▸ AIM OF THE TASK:
Identify each line holding the string "dávkování" and copy it.

▸ EXTRACTED RECORDS:
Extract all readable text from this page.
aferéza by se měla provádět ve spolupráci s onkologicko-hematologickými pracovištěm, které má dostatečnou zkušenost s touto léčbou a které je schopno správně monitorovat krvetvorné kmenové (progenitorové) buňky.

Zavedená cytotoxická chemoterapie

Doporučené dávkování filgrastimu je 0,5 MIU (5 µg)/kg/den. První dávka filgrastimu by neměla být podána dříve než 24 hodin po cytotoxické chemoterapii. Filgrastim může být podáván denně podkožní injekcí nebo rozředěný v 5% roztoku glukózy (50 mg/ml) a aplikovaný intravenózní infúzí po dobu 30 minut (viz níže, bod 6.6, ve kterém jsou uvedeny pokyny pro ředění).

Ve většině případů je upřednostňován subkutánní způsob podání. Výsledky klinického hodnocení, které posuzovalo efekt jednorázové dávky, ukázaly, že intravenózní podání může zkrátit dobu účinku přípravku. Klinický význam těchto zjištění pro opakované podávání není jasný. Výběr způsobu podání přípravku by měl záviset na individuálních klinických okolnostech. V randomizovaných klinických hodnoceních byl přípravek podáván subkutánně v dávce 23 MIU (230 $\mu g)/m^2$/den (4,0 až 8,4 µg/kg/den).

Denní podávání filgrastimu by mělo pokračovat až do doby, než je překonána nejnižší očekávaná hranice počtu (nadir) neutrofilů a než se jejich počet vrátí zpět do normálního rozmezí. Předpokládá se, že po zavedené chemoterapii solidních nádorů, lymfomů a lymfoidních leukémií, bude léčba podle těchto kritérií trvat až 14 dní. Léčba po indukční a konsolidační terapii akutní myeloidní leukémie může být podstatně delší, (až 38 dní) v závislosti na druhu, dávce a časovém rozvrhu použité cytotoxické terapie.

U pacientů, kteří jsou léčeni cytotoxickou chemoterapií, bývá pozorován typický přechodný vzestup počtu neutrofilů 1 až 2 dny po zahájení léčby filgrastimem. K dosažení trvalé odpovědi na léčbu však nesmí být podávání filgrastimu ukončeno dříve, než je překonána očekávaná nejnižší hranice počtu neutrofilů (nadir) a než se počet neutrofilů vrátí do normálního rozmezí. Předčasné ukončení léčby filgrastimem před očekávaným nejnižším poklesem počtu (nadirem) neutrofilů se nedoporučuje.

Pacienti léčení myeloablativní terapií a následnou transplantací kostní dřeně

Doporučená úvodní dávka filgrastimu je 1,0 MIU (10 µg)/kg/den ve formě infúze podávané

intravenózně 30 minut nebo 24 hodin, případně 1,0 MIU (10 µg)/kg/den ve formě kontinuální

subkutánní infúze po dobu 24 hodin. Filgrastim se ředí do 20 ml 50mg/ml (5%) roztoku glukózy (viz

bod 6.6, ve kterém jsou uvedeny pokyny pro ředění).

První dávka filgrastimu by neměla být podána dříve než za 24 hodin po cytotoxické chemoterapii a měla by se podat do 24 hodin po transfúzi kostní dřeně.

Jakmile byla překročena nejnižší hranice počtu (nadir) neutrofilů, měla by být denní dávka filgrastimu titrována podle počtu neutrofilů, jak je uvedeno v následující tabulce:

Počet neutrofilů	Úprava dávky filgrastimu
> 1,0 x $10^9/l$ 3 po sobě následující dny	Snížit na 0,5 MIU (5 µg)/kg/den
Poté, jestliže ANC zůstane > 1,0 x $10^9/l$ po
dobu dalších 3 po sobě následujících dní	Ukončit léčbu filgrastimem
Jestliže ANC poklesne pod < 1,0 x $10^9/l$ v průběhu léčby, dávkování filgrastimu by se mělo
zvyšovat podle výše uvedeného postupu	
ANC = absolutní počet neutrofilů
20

▸ SOLUTION TO THE PROBLEM:
Doporučené dávkování filgrastimu je 0,5 MIU (5 µg)/kg/den. První dávka filgrastimu by neměla být podána dříve než 24 hodin po cytotoxické chemoterapii. Filgrastim může být podáván denně podkožní injekcí nebo rozředěný v 5% roztoku glukózy (50 mg/ml) a aplikovaný intravenózní infúzí po dobu 30 minut (viz níže, bod 6.6, ve kterém jsou uvedeny pokyny pro ředění).
Jestliže ANC poklesne pod < 1,0 x $10^9/l$ v průběhu léčby, dávkování filgrastimu by se mělo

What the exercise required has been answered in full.